TUGAS A:
Jawab pertanyaan berikut berdasarkan artikel tarif parkir Jakarta:
(i) Pajak parkir direncanakan naik menjadi berapa persen?
(ii) Menurut kutipan Arjuna Putra Aldino, berapa emisi karbon yang disumbang Jakarta per tahun?
(iii) Berapa sumbangan sektor parkir terhadap Pendapatan Asli Daerah (PAD) saat ini?
TUGAS B: Tuliskan ulang kata demi kata bagian artikel tarif parkir Jakarta mulai dari "30 Agustus 2017   12:13" hingga "pandangan redaksi Kompas.", termasuk bagian akhir tersebut.
TUGAS C: Teruskan artikel tarif parkir Jakarta mulai setelah kalimat terakhirnya.
***** TEKS DITAMPILKAN
Mohon tunggu...
Kompasiana News
Kompasiana News Mohon Tunggu... Editor - Akun ini merupakan resmi milik Kompasiana: Kompasiana News

Akun ini merupakan resmi milik Kompasiana. Kompasiana News digunakan untuk mempublikasikan artikel-artikel hasil kurasi, rilis resmi, serta laporan warga melalui fitur K-Report (flash news).

Selanjutnya

Tutup

Sosbud Artikel Utama

Naiknya Tarif Parkir Membuka Kemungkinan Kemacetan Jakarta Bisa Diurai

30 Agustus 2017   12:13 Diperbarui: 30 Agustus 2017   22:35 2148
+
Laporkan Konten
Laporkan Akun
Kompasiana adalah platform blog. Konten ini menjadi tanggung jawab bloger dan tidak mewakili pandangan redaksi Kompas.
Lihat foto
Megapolitan - Kompas.com

Tingginya volume kendaraan yang hilir mudik di jalan-jalan protokol Jakarta, berbanding terbalik dengan pertumbuhan ruas jalan. Kemacetan pun tak terindahkan dan menjadi masalah serius bagi Pemprov DKI. 

Beberapa terobosan digunakan oleh Pemprov untuk mengurangi masalah kemacetan, salah satunya dengan menaikkan pajak parkir menjadi 30 persen. Rencana ini mendapat perhatian cukup serius dari masyarakat, termasuk Kompasianer.

Melalui halaman Pro-Kontra, beberapa Kompasianer memberikan pandangannya terkait rencana Pemprov ini. Arjuna Putra Aldino menganggap rencana ini akan cukup efektif diterapkan. Menurutnya, jika volume kendaraan bermotor tidak dikendalikan, Jakarta bisa lumpuh total akibat macet. Selain kemacetan, sektor transportasi juga menjadi penyumbang terbesar polusi udara di Jakarta.

"Jika dibiarkan maka 20 tahun ke depan Jakarta bisa menjadi kota mati akibat kemacetan. Dan kemacetan menelan biaya yang tinggi baik dari segi biaya bahan bakar, waktu, kualitas hidup, produktivitas warga hingga emisi karbon. Jakarta menyumbang emisi karbon sekitar 206 juta ton per tahun. Sumbangan terbanyak berasal dari sektor transportasi yang mencapai 182,5 ton per tahun. Dan ini buruk bagi kehidupan jangka panjang. Tarif parkir yang tinggi sudah saatnya diterapkan, ditengah pertumbuhan kendaraan bermotor yang sudah tak terkendali, terutama untuk menciptakan kesadaran bersama tentang pentingnya pengurangan penggunaan kendaraan pribadi," tulisnya pada kolom komentar.

Rencana kenaikan pajak parkir ini dianggap bisa membuat pengendara berpikir ulang untuk membawa kendaraan dan memarkirkannya di satu tempat. Selain itu, meningkatnya pajak tarif parkir akan berdampak pada Pendapatan Asli Daerah (PAD) dari sektor tersebut, yang saat ini menyumbang Rp 49-50 miliar.
**********
***** BAHAN TERSEDIA
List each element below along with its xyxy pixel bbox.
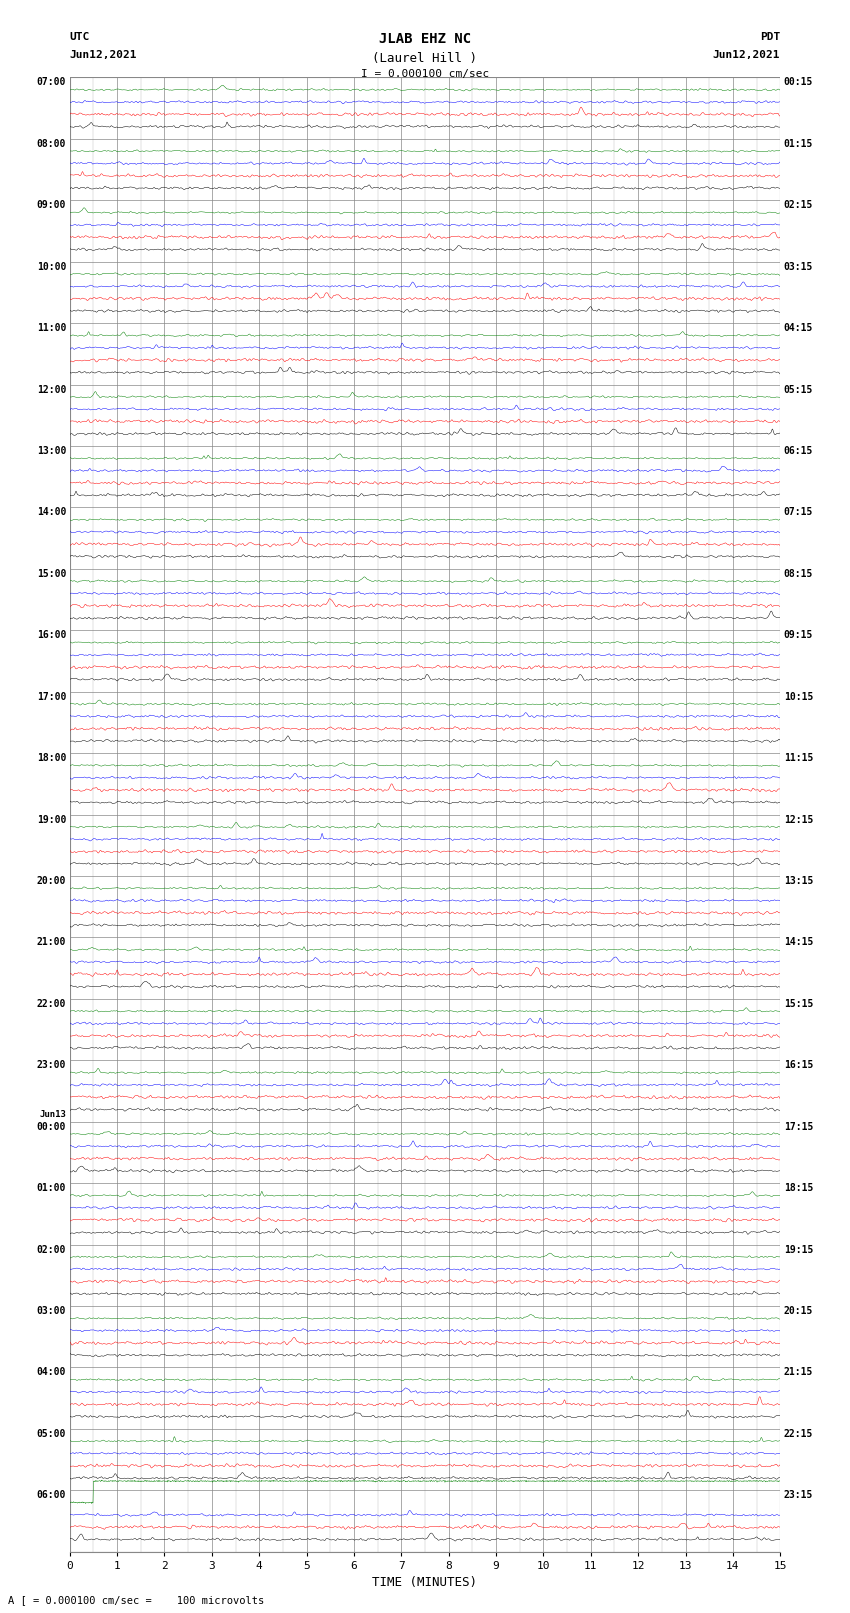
Text: 19:15: 19:15 [784,1245,813,1255]
Text: 01:00: 01:00 [37,1184,66,1194]
Text: 04:15: 04:15 [784,323,813,334]
Text: 08:00: 08:00 [37,139,66,148]
Text: 16:15: 16:15 [784,1060,813,1071]
Text: 22:15: 22:15 [784,1429,813,1439]
Text: 06:00: 06:00 [37,1490,66,1500]
Text: A [ = 0.000100 cm/sec =    100 microvolts: A [ = 0.000100 cm/sec = 100 microvolts [8,1595,264,1605]
Text: 21:15: 21:15 [784,1368,813,1378]
X-axis label: TIME (MINUTES): TIME (MINUTES) [372,1576,478,1589]
Text: Jun12,2021: Jun12,2021 [713,50,780,60]
Text: 07:00: 07:00 [37,77,66,87]
Text: 14:00: 14:00 [37,508,66,518]
Text: 09:00: 09:00 [37,200,66,210]
Text: 18:15: 18:15 [784,1184,813,1194]
Text: 10:15: 10:15 [784,692,813,702]
Text: 18:00: 18:00 [37,753,66,763]
Text: 23:00: 23:00 [37,1060,66,1071]
Text: 05:15: 05:15 [784,384,813,395]
Text: 20:00: 20:00 [37,876,66,886]
Text: 07:15: 07:15 [784,508,813,518]
Text: 06:15: 06:15 [784,447,813,456]
Text: 15:00: 15:00 [37,569,66,579]
Text: I = 0.000100 cm/sec: I = 0.000100 cm/sec [361,69,489,79]
Text: 00:15: 00:15 [784,77,813,87]
Text: Jun13: Jun13 [39,1110,66,1119]
Text: PDT: PDT [760,32,780,42]
Text: (Laurel Hill ): (Laurel Hill ) [372,52,478,65]
Text: 11:15: 11:15 [784,753,813,763]
Text: 17:00: 17:00 [37,692,66,702]
Text: 08:15: 08:15 [784,569,813,579]
Text: 02:00: 02:00 [37,1245,66,1255]
Text: 10:00: 10:00 [37,261,66,271]
Text: 17:15: 17:15 [784,1121,813,1132]
Text: 04:00: 04:00 [37,1368,66,1378]
Text: 15:15: 15:15 [784,998,813,1008]
Text: 14:15: 14:15 [784,937,813,947]
Text: 01:15: 01:15 [784,139,813,148]
Text: 12:00: 12:00 [37,384,66,395]
Text: 19:00: 19:00 [37,815,66,824]
Text: 22:00: 22:00 [37,998,66,1008]
Text: 03:00: 03:00 [37,1307,66,1316]
Text: UTC: UTC [70,32,90,42]
Text: 13:15: 13:15 [784,876,813,886]
Text: 05:00: 05:00 [37,1429,66,1439]
Text: 16:00: 16:00 [37,631,66,640]
Text: 02:15: 02:15 [784,200,813,210]
Text: 12:15: 12:15 [784,815,813,824]
Text: Jun12,2021: Jun12,2021 [70,50,137,60]
Text: 20:15: 20:15 [784,1307,813,1316]
Text: 00:00: 00:00 [37,1121,66,1132]
Text: 21:00: 21:00 [37,937,66,947]
Text: 09:15: 09:15 [784,631,813,640]
Text: 23:15: 23:15 [784,1490,813,1500]
Text: 11:00: 11:00 [37,323,66,334]
Text: 03:15: 03:15 [784,261,813,271]
Text: JLAB EHZ NC: JLAB EHZ NC [379,32,471,47]
Text: 13:00: 13:00 [37,447,66,456]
**********
HASIL AKHIR A:
(i) 30 persen
(ii) Sekitar 206 juta ton per tahun
(iii) Rp 49-50 miliar

HASIL AKHIR B:
30 Agustus 2017   12:13 Diperbarui: 30 Agustus 2017   22:35 2148
+
Laporkan Konten
Laporkan Akun
Kompasiana adalah platform blog. Konten ini menjadi tanggung jawab bloger dan tidak mewakili pandangan redaksi Kompas.

HASIL AKHIR C:
Hal tersebut juga diamini oleh Kompasianer bernama Mikhael Susanto, ia menyakini bahwa kebijakan ini akan membuat pengendara kendaraan bermotor enggan membawa kendaraannya dengan tambahan biaya ini.

"Dengan tambahan-tambahan biaya yang harus dikeluarkan maka kemungkinan beaar para pengguna kendaraan akan berpikir ulang untuk menggunakan kendaraan pribadi mereka," Kata Mikhael.

Setali tiga uang dengan Mikhael, Kompasianer bernama Azmi Mubarak juga yakin bahwa kebijakan ini bisa membuat pemilik kendaraan malas membawa kendaraannya. Kondisi ini kemudian memakasa para pengendara untuk beralih menggunakan moda transportasi umum.

Kenaikan pajak tarif parkir bisa mengurangi kebiasaan masyarakat menggunakan kendaraan menuju pusat keramaian, sehingga kemacetan bisa sedikit berkurang di sekitar tempat tersebut. Namun Kompasianer bernama Eddo Richardo menilai, Pemprov harus memperbaiki segala perangkat transportasi umum agar masyarakat semakin yakin dengan alternatif yang dihadirkan pemerintah untuk mengurangi kemacetan.

Demi memberantas kemacetan di jalan-jalan protokol Jakarta, Pemprov DKI menggencarkan pembangunan transportasi umum seperti mass rapid transit (MRT) dan light rapid transit (LRT). Pengadaan armada Bus Trans Jakarta serta peremajaan Metromini dan Kopaja juga dilakukan.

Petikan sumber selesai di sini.